Stated goal
Can you render the records, from the first line through the line containing "peak-label-value-13: ≈0.4188 [2018, 1242, 2036, 1307]", as a JSON list of strings with one string per line, omitting blank lines?

┌──

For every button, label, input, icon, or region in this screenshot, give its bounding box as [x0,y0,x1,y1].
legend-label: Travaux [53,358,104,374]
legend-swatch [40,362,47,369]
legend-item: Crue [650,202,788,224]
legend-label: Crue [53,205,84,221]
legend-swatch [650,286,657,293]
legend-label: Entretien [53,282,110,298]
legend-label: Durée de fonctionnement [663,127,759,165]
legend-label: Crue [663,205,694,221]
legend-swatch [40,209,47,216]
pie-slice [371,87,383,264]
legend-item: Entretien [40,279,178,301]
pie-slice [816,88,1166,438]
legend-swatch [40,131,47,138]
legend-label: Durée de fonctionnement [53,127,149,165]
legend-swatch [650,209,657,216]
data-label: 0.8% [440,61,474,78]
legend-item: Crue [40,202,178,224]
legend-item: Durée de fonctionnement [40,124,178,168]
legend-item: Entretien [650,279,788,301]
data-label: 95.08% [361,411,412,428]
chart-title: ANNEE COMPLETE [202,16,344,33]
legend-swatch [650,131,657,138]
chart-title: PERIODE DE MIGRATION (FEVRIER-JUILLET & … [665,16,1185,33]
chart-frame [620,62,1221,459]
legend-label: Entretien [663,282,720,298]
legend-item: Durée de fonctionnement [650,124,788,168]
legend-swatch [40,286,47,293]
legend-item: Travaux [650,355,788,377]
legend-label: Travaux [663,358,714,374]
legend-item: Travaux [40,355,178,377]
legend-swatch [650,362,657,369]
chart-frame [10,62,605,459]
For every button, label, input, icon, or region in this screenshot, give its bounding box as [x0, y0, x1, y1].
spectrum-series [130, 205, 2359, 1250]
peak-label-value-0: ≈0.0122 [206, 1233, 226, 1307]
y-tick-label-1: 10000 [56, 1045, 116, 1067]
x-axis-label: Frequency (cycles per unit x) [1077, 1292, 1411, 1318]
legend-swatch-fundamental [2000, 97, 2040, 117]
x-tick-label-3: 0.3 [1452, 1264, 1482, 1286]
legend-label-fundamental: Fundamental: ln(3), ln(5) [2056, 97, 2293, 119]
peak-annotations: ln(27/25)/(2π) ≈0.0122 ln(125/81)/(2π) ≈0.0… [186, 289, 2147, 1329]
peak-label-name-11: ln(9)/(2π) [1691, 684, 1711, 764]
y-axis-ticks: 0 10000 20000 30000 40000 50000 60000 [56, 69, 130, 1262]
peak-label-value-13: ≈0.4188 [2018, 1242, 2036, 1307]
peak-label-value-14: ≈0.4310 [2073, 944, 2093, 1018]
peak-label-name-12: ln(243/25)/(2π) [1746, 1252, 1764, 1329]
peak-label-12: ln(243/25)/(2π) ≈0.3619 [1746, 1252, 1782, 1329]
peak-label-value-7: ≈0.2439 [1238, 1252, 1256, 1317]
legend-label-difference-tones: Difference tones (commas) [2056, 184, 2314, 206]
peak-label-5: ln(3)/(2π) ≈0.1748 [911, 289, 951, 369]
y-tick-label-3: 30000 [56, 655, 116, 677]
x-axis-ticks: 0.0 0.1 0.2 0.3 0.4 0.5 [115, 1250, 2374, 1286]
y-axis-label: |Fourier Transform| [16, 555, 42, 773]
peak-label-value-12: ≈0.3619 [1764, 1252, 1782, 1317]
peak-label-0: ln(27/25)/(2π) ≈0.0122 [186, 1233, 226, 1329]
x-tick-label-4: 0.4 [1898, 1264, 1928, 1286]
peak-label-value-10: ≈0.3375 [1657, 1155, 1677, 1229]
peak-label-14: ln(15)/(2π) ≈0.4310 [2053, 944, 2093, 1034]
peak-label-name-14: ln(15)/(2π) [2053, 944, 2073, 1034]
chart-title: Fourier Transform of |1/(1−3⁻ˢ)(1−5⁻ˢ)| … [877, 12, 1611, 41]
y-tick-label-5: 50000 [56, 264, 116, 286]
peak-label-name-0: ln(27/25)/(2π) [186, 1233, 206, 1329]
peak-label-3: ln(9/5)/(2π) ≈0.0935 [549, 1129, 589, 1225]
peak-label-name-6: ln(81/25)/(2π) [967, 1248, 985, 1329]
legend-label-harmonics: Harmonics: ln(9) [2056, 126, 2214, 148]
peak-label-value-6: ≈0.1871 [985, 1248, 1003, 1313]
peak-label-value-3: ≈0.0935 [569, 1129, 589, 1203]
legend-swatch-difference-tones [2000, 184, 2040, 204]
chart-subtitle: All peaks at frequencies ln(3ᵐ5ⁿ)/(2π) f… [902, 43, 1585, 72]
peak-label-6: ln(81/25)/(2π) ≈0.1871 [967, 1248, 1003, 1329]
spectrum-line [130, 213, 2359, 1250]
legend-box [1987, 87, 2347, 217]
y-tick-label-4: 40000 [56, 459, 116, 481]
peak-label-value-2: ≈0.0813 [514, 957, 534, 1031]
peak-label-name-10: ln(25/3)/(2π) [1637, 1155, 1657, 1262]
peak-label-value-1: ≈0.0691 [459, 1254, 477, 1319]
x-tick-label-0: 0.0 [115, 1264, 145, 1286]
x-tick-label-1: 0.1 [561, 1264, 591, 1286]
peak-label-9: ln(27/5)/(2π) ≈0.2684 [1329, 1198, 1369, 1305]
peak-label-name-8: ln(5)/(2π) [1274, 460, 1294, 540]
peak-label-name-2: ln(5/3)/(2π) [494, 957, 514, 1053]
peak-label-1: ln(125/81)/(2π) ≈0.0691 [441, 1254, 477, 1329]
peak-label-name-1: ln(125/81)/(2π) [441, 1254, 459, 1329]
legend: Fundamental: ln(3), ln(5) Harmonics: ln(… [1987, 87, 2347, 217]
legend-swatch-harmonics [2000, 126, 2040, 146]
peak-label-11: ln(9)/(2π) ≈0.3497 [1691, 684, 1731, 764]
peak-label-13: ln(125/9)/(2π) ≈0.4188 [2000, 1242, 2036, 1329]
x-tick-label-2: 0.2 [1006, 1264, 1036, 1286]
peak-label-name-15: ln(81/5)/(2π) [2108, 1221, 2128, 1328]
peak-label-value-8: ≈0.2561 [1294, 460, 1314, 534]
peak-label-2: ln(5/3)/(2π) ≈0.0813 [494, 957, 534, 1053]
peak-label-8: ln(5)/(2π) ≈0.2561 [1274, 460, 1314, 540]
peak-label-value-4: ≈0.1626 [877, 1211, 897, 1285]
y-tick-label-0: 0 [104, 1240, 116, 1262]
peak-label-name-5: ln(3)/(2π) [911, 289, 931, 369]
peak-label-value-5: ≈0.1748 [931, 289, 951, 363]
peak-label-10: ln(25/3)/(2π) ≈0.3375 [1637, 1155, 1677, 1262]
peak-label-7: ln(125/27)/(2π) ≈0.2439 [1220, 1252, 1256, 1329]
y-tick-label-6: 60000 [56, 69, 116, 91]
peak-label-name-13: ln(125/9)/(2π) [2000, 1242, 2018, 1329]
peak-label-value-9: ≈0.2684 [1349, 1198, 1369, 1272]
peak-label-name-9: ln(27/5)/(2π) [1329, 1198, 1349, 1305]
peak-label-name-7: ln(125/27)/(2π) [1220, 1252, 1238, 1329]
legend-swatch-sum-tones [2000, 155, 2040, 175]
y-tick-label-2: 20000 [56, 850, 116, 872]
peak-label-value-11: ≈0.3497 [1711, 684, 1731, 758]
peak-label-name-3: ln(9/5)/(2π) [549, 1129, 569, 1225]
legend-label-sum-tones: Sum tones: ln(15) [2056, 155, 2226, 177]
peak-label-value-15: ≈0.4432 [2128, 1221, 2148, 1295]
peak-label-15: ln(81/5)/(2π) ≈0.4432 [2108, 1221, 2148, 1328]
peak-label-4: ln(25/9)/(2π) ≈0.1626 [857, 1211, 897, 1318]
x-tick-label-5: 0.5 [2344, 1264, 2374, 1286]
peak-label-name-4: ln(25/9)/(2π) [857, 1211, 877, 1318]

└──

Correct output
[
  "For every button, label, input, icon, or region in this screenshot, give its bounding box as [x0,y0,x1,y1].",
  "legend-label: Travaux [53,358,104,374]",
  "legend-swatch [40,362,47,369]",
  "legend-item: Crue [650,202,788,224]",
  "legend-label: Crue [53,205,84,221]",
  "legend-swatch [650,286,657,293]",
  "legend-label: Entretien [53,282,110,298]",
  "legend-label: Durée de fonctionnement [663,127,759,165]",
  "legend-label: Crue [663,205,694,221]",
  "legend-swatch [40,209,47,216]",
  "pie-slice [371,87,383,264]",
  "legend-item: Entretien [40,279,178,301]",
  "pie-slice [816,88,1166,438]",
  "legend-swatch [40,131,47,138]",
  "legend-label: Durée de fonctionnement [53,127,149,165]",
  "legend-swatch [650,209,657,216]",
  "data-label: 0.8% [440,61,474,78]",
  "legend-item: Crue [40,202,178,224]",
  "legend-item: Durée de fonctionnement [40,124,178,168]",
  "legend-item: Entretien [650,279,788,301]",
  "data-label: 95.08% [361,411,412,428]",
  "chart-title: ANNEE COMPLETE [202,16,344,33]",
  "legend-swatch [650,131,657,138]",
  "chart-title: PERIODE DE MIGRATION (FEVRIER-JUILLET & … [665,16,1185,33]",
  "chart-frame [620,62,1221,459]",
  "legend-label: Entretien [663,282,720,298]",
  "legend-item: Durée de fonctionnement [650,124,788,168]",
  "legend-swatch [40,286,47,293]",
  "legend-item: Travaux [650,355,788,377]",
  "legend-label: Travaux [663,358,714,374]",
  "legend-item: Travaux [40,355,178,377]",
  "legend-swatch [650,362,657,369]",
  "chart-frame [10,62,605,459]",
  "For every button, label, input, icon, or region in this screenshot, give its bounding box as [x0, y0, x1, y1].",
  "spectrum-series [130, 205, 2359, 1250]",
  "peak-label-value-0: ≈0.0122 [206, 1233, 226, 1307]",
  "y-tick-label-1: 10000 [56, 1045, 116, 1067]",
  "x-axis-label: Frequency (cycles per unit x) [1077, 1292, 1411, 1318]",
  "legend-swatch-fundamental [2000, 97, 2040, 117]",
  "x-tick-label-3: 0.3 [1452, 1264, 1482, 1286]",
  "legend-label-fundamental: Fundamental: ln(3), ln(5) [2056, 97, 2293, 119]",
  "peak-annotations: ln(27/25)/(2π) ≈0.0122 ln(125/81)/(2π) ≈0.0… [186, 289, 2147, 1329]",
  "peak-label-name-11: ln(9)/(2π) [1691, 684, 1711, 764]",
  "y-axis-ticks: 0 10000 20000 30000 40000 50000 60000 [56, 69, 130, 1262]",
  "peak-label-value-13: ≈0.4188 [2018, 1242, 2036, 1307]"
]